======== Document text
Imagine that you are the CEO of a mass media organization whose Twitter has just been hacked and was now posting 20 spam-filled tweets every second. You’ve just put yourselves in the shoes of Tim Armstrong, CEO of now-Verizon-subsidiary AOL.
The hackers responsible composed these tweets to include links, seemingly from the massive Chinese search engine Baidu, that directed to a fraudulent TMZ article that was actually an advertisement for a weight loss supplement. While this link was possibly intended to generate revenue for the hackers, it certainly generated plenty of amusement. Many observers tweeted online security advice to the CEO, “thanked” Armstrong for the recommendation, or poked fun at AOL’s precarious financial situation.
================
======== Data
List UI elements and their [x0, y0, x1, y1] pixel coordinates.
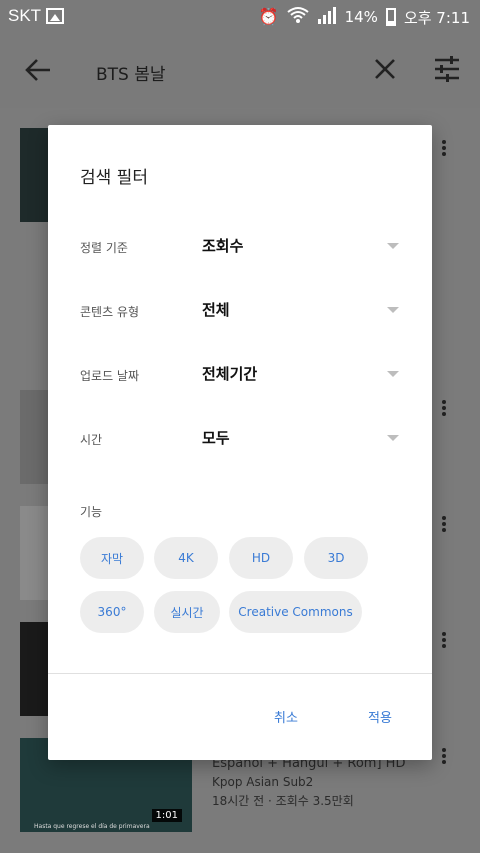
================
[To be done] Reproduce the stretch of the AOL Twitter hack passage above from "The hackers responsible" through "precarious financial situation.".

[Complete response]
The hackers responsible composed these tweets to include links, seemingly from the massive Chinese search engine Baidu, that directed to a fraudulent TMZ article that was actually an advertisement for a weight loss supplement. While this link was possibly intended to generate revenue for the hackers, it certainly generated plenty of amusement. Many observers tweeted online security advice to the CEO, “thanked” Armstrong for the recommendation, or poked fun at AOL’s precarious financial situation.